• [Your task] Every line of the records below should be restated exactly.

--- START OF Data excerpts ---

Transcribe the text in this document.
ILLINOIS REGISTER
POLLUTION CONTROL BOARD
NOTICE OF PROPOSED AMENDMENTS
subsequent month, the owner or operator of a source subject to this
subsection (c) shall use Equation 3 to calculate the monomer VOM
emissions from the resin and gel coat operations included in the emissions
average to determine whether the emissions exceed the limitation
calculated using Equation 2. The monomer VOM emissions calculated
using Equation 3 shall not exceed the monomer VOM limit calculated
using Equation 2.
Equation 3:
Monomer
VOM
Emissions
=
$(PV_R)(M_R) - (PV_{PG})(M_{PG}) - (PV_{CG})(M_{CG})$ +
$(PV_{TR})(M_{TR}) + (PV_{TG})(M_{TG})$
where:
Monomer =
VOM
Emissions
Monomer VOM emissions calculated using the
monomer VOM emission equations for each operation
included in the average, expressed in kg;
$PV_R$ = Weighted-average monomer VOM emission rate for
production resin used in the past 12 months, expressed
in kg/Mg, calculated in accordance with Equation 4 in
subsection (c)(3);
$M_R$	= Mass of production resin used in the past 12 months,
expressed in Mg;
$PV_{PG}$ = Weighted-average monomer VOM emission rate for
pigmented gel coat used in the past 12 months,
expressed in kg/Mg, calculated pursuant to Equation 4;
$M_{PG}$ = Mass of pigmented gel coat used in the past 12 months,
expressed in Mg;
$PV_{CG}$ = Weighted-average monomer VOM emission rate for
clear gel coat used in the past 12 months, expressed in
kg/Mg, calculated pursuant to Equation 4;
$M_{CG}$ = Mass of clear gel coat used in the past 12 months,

--- END OF Data excerpts ---

• [Final result]
Transcribe the text in this document.
ILLINOIS REGISTER
POLLUTION CONTROL BOARD
NOTICE OF PROPOSED AMENDMENTS
subsequent month, the owner or operator of a source subject to this
subsection (c) shall use Equation 3 to calculate the monomer VOM
emissions from the resin and gel coat operations included in the emissions
average to determine whether the emissions exceed the limitation
calculated using Equation 2. The monomer VOM emissions calculated
using Equation 3 shall not exceed the monomer VOM limit calculated
using Equation 2.
Equation 3:
Monomer
VOM
Emissions
=
$(PV_R)(M_R) - (PV_{PG})(M_{PG}) - (PV_{CG})(M_{CG})$ +
$(PV_{TR})(M_{TR}) + (PV_{TG})(M_{TG})$
where:
Monomer =
VOM
Emissions
Monomer VOM emissions calculated using the
monomer VOM emission equations for each operation
included in the average, expressed in kg;
$PV_R$ = Weighted-average monomer VOM emission rate for
production resin used in the past 12 months, expressed
in kg/Mg, calculated in accordance with Equation 4 in
subsection (c)(3);
$M_R$	= Mass of production resin used in the past 12 months,
expressed in Mg;
$PV_{PG}$ = Weighted-average monomer VOM emission rate for
pigmented gel coat used in the past 12 months,
expressed in kg/Mg, calculated pursuant to Equation 4;
$M_{PG}$ = Mass of pigmented gel coat used in the past 12 months,
expressed in Mg;
$PV_{CG}$ = Weighted-average monomer VOM emission rate for
clear gel coat used in the past 12 months, expressed in
kg/Mg, calculated pursuant to Equation 4;
$M_{CG}$ = Mass of clear gel coat used in the past 12 months,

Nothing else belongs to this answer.